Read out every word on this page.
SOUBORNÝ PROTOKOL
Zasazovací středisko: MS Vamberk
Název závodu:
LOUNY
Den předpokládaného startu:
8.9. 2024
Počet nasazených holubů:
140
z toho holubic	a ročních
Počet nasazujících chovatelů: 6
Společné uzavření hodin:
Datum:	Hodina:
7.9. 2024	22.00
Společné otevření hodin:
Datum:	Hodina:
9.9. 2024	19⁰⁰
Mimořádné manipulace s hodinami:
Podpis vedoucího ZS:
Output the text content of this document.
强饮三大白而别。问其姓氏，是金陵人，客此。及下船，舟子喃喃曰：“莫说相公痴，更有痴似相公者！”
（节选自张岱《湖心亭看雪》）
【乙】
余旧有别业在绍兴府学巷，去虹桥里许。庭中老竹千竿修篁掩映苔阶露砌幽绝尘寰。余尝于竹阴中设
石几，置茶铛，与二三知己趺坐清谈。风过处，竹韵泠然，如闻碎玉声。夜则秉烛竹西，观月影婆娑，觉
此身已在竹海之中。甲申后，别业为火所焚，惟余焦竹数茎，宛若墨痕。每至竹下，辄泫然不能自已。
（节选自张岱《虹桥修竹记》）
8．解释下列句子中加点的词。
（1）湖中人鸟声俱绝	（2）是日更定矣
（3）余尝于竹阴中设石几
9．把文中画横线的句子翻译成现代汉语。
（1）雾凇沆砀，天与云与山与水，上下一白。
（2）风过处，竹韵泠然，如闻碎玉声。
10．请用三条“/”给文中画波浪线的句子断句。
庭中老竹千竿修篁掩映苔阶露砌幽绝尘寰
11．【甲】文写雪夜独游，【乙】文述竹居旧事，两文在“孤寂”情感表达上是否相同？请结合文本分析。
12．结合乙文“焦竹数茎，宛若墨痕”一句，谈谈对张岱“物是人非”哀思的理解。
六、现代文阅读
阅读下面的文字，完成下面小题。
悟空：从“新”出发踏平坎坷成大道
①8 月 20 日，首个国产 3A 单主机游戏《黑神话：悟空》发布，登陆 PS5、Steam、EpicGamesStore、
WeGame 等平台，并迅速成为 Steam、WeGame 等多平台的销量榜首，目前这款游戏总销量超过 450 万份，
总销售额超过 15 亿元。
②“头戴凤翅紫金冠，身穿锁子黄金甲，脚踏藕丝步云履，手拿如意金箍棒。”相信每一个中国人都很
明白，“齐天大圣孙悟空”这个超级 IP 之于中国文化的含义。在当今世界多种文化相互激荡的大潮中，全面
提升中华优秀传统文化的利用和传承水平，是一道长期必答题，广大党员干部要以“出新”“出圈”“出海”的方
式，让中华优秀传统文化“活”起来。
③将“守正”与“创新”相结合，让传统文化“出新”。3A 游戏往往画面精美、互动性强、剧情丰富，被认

==========

Each line in the material above must be retyped without alteration.

Read out every word on this page.
SOUBORNÝ PROTOKOL
Zasazovací středisko: MS Vamberk
Název závodu:
LOUNY
Den předpokládaného startu:
8.9. 2024
Počet nasazených holubů:
140
z toho holubic	a ročních
Počet nasazujících chovatelů: 6
Společné uzavření hodin:
Datum:	Hodina:
7.9. 2024	22.00
Společné otevření hodin:
Datum:	Hodina:
9.9. 2024	19⁰⁰
Mimořádné manipulace s hodinami:
Podpis vedoucího ZS:
Output the text content of this document.
强饮三大白而别。问其姓氏，是金陵人，客此。及下船，舟子喃喃曰：“莫说相公痴，更有痴似相公者！”
（节选自张岱《湖心亭看雪》）
【乙】
余旧有别业在绍兴府学巷，去虹桥里许。庭中老竹千竿修篁掩映苔阶露砌幽绝尘寰。余尝于竹阴中设
石几，置茶铛，与二三知己趺坐清谈。风过处，竹韵泠然，如闻碎玉声。夜则秉烛竹西，观月影婆娑，觉
此身已在竹海之中。甲申后，别业为火所焚，惟余焦竹数茎，宛若墨痕。每至竹下，辄泫然不能自已。
（节选自张岱《虹桥修竹记》）
8．解释下列句子中加点的词。
（1）湖中人鸟声俱绝	（2）是日更定矣
（3）余尝于竹阴中设石几
9．把文中画横线的句子翻译成现代汉语。
（1）雾凇沆砀，天与云与山与水，上下一白。
（2）风过处，竹韵泠然，如闻碎玉声。
10．请用三条“/”给文中画波浪线的句子断句。
庭中老竹千竿修篁掩映苔阶露砌幽绝尘寰
11．【甲】文写雪夜独游，【乙】文述竹居旧事，两文在“孤寂”情感表达上是否相同？请结合文本分析。
12．结合乙文“焦竹数茎，宛若墨痕”一句，谈谈对张岱“物是人非”哀思的理解。
六、现代文阅读
阅读下面的文字，完成下面小题。
悟空：从“新”出发踏平坎坷成大道
①8 月 20 日，首个国产 3A 单主机游戏《黑神话：悟空》发布，登陆 PS5、Steam、EpicGamesStore、
WeGame 等平台，并迅速成为 Steam、WeGame 等多平台的销量榜首，目前这款游戏总销量超过 450 万份，
总销售额超过 15 亿元。
②“头戴凤翅紫金冠，身穿锁子黄金甲，脚踏藕丝步云履，手拿如意金箍棒。”相信每一个中国人都很
明白，“齐天大圣孙悟空”这个超级 IP 之于中国文化的含义。在当今世界多种文化相互激荡的大潮中，全面
提升中华优秀传统文化的利用和传承水平，是一道长期必答题，广大党员干部要以“出新”“出圈”“出海”的方
式，让中华优秀传统文化“活”起来。
③将“守正”与“创新”相结合，让传统文化“出新”。3A 游戏往往画面精美、互动性强、剧情丰富，被认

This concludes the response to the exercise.